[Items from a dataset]
※

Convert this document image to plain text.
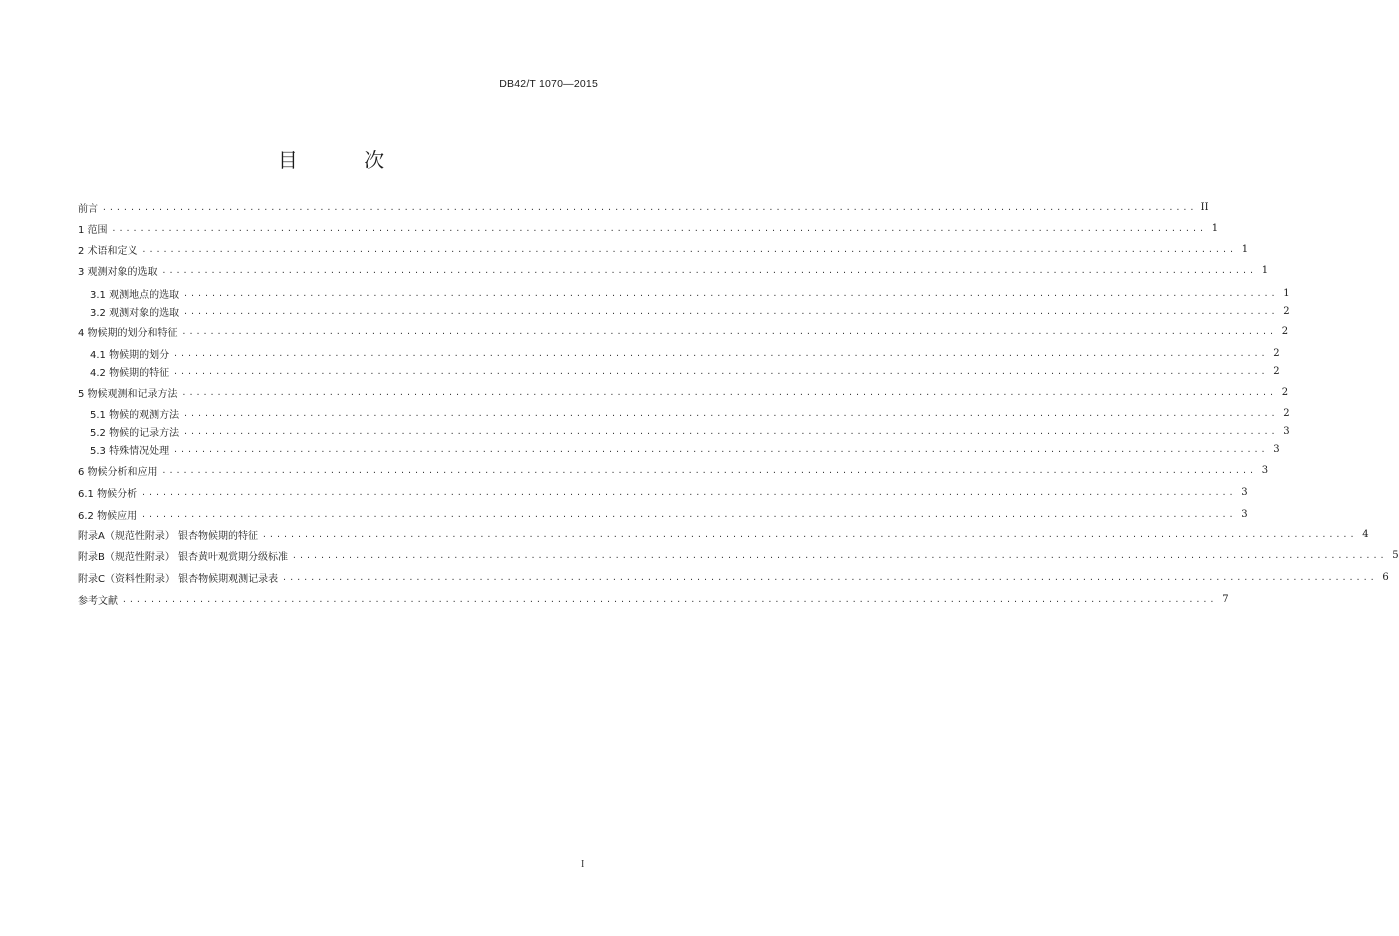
DB42/T 1070—2015
目 次
前言 ............................................................................................................................................................ II
1 范围 ............................................................................................................................................................ 1
2 术语和定义 ............................................................................................................................................................ 1
3 观测对象的选取 ............................................................................................................................................................ 1
3.1 观测地点的选取 ............................................................................................................................................................ 1
3.2 观测对象的选取 ............................................................................................................................................................ 2
4 物候期的划分和特征 ............................................................................................................................................................ 2
4.1 物候期的划分 ............................................................................................................................................................ 2
4.2 物候期的特征 ............................................................................................................................................................ 2
5 物候观测和记录方法 ............................................................................................................................................................ 2
5.1 物候的观测方法 ............................................................................................................................................................ 2
5.2 物候的记录方法 ............................................................................................................................................................ 3
5.3 特殊情况处理 ............................................................................................................................................................ 3
6 物候分析和应用 ............................................................................................................................................................ 3
6.1 物候分析 ............................................................................................................................................................ 3
6.2 物候应用 ............................................................................................................................................................ 3
附录A（规范性附录） 银杏物候期的特征 ............................................................................................................................................................ 4
附录B（规范性附录） 银杏黄叶观赏期分级标准 ............................................................................................................................................................ 5
附录C（资料性附录） 银杏物候期观测记录表 ............................................................................................................................................................ 6
参考文献 ............................................................................................................................................................ 7
I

※

◆ **Aim**: All records above are to be printed exactly, minus the pictures they contain.

◆ **Exercise output**:
Convert this document image to plain text.
DB42/T 1070—2015
目 次
前言 ............................................................................................................................................................ II
1 范围 ............................................................................................................................................................ 1
2 术语和定义 ............................................................................................................................................................ 1
3 观测对象的选取 ............................................................................................................................................................ 1
3.1 观测地点的选取 ............................................................................................................................................................ 1
3.2 观测对象的选取 ............................................................................................................................................................ 2
4 物候期的划分和特征 ............................................................................................................................................................ 2
4.1 物候期的划分 ............................................................................................................................................................ 2
4.2 物候期的特征 ............................................................................................................................................................ 2
5 物候观测和记录方法 ............................................................................................................................................................ 2
5.1 物候的观测方法 ............................................................................................................................................................ 2
5.2 物候的记录方法 ............................................................................................................................................................ 3
5.3 特殊情况处理 ............................................................................................................................................................ 3
6 物候分析和应用 ............................................................................................................................................................ 3
6.1 物候分析 ............................................................................................................................................................ 3
6.2 物候应用 ............................................................................................................................................................ 3
附录A（规范性附录） 银杏物候期的特征 ............................................................................................................................................................ 4
附录B（规范性附录） 银杏黄叶观赏期分级标准 ............................................................................................................................................................ 5
附录C（资料性附录） 银杏物候期观测记录表 ............................................................................................................................................................ 6
参考文献 ............................................................................................................................................................ 7
I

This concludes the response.